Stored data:
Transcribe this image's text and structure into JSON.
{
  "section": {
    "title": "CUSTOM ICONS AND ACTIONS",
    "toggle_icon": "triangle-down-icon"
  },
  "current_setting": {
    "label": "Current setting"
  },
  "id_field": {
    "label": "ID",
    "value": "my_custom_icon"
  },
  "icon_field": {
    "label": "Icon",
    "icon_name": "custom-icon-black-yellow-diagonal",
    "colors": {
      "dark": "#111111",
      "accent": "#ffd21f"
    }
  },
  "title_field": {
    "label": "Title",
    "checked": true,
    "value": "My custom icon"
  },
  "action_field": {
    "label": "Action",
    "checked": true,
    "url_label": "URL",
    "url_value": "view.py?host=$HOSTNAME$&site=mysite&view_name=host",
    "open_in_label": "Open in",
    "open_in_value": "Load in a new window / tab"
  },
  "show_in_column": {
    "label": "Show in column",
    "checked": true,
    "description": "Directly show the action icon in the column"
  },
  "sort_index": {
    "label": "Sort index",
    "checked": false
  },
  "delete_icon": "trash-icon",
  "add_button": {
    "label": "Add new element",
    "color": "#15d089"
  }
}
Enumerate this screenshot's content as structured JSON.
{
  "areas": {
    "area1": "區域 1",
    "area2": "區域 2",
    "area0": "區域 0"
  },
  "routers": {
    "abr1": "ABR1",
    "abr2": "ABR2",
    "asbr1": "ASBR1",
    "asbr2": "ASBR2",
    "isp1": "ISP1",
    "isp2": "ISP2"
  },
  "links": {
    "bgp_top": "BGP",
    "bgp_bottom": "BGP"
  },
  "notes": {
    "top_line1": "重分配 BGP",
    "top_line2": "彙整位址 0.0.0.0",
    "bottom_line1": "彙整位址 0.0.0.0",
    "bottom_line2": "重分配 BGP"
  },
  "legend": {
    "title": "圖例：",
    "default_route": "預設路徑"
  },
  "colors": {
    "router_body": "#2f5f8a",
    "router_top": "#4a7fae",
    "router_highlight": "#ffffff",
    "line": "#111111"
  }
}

§ **GIVEN REQUEST**
Starting with the line that contains "Enumerate this screenshot's", return each line through the last one of the data above, exactly as written and nothing more.

§ **ANSWER TO THE EXERCISE**
Enumerate this screenshot's content as structured JSON.
{
  "areas": {
    "area1": "區域 1",
    "area2": "區域 2",
    "area0": "區域 0"
  },
  "routers": {
    "abr1": "ABR1",
    "abr2": "ABR2",
    "asbr1": "ASBR1",
    "asbr2": "ASBR2",
    "isp1": "ISP1",
    "isp2": "ISP2"
  },
  "links": {
    "bgp_top": "BGP",
    "bgp_bottom": "BGP"
  },
  "notes": {
    "top_line1": "重分配 BGP",
    "top_line2": "彙整位址 0.0.0.0",
    "bottom_line1": "彙整位址 0.0.0.0",
    "bottom_line2": "重分配 BGP"
  },
  "legend": {
    "title": "圖例：",
    "default_route": "預設路徑"
  },
  "colors": {
    "router_body": "#2f5f8a",
    "router_top": "#4a7fae",
    "router_highlight": "#ffffff",
    "line": "#111111"
  }
}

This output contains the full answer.